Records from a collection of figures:
........
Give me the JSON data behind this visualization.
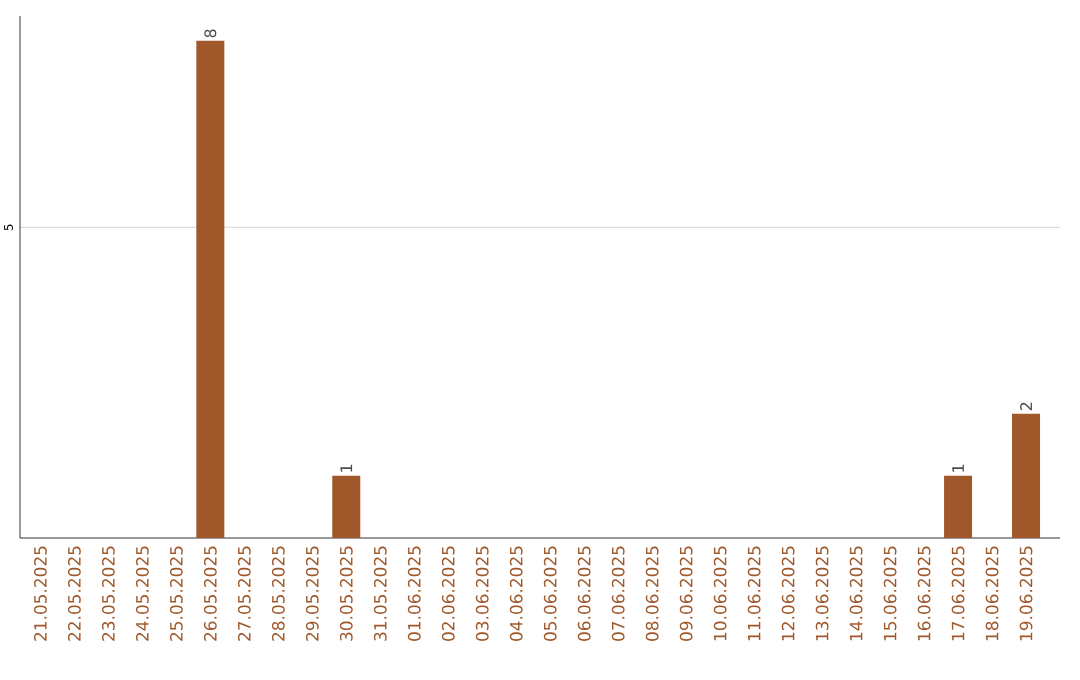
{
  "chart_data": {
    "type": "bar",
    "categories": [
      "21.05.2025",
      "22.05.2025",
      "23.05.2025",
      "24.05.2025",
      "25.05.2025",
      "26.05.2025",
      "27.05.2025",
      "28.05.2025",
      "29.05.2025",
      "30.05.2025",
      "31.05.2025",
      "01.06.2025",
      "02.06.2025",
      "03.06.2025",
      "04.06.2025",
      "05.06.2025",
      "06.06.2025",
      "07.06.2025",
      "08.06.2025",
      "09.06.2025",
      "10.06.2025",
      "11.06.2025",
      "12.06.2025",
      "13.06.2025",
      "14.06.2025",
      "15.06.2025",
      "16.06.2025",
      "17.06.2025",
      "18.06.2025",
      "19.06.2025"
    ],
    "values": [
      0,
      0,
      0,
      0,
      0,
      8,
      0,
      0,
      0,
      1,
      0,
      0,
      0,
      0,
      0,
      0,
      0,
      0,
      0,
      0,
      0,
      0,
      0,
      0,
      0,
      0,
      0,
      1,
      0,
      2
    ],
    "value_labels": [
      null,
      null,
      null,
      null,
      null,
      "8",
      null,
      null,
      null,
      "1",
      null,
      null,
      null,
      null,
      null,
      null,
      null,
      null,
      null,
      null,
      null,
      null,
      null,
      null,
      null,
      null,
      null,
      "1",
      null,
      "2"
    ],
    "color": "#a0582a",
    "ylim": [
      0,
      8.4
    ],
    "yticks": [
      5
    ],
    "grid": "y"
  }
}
........
== Directive ==
Quote each record exactly as it stands, minus the pictures.

== Exercise output ==
Give me the JSON data behind this visualization.
{
  "chart_data": {
    "type": "bar",
    "categories": [
      "21.05.2025",
      "22.05.2025",
      "23.05.2025",
      "24.05.2025",
      "25.05.2025",
      "26.05.2025",
      "27.05.2025",
      "28.05.2025",
      "29.05.2025",
      "30.05.2025",
      "31.05.2025",
      "01.06.2025",
      "02.06.2025",
      "03.06.2025",
      "04.06.2025",
      "05.06.2025",
      "06.06.2025",
      "07.06.2025",
      "08.06.2025",
      "09.06.2025",
      "10.06.2025",
      "11.06.2025",
      "12.06.2025",
      "13.06.2025",
      "14.06.2025",
      "15.06.2025",
      "16.06.2025",
      "17.06.2025",
      "18.06.2025",
      "19.06.2025"
    ],
    "values": [
      0,
      0,
      0,
      0,
      0,
      8,
      0,
      0,
      0,
      1,
      0,
      0,
      0,
      0,
      0,
      0,
      0,
      0,
      0,
      0,
      0,
      0,
      0,
      0,
      0,
      0,
      0,
      1,
      0,
      2
    ],
    "value_labels": [
      null,
      null,
      null,
      null,
      null,
      "8",
      null,
      null,
      null,
      "1",
      null,
      null,
      null,
      null,
      null,
      null,
      null,
      null,
      null,
      null,
      null,
      null,
      null,
      null,
      null,
      null,
      null,
      "1",
      null,
      "2"
    ],
    "color": "#a0582a",
    "ylim": [
      0,
      8.4
    ],
    "yticks": [
      5
    ],
    "grid": "y"
  }
}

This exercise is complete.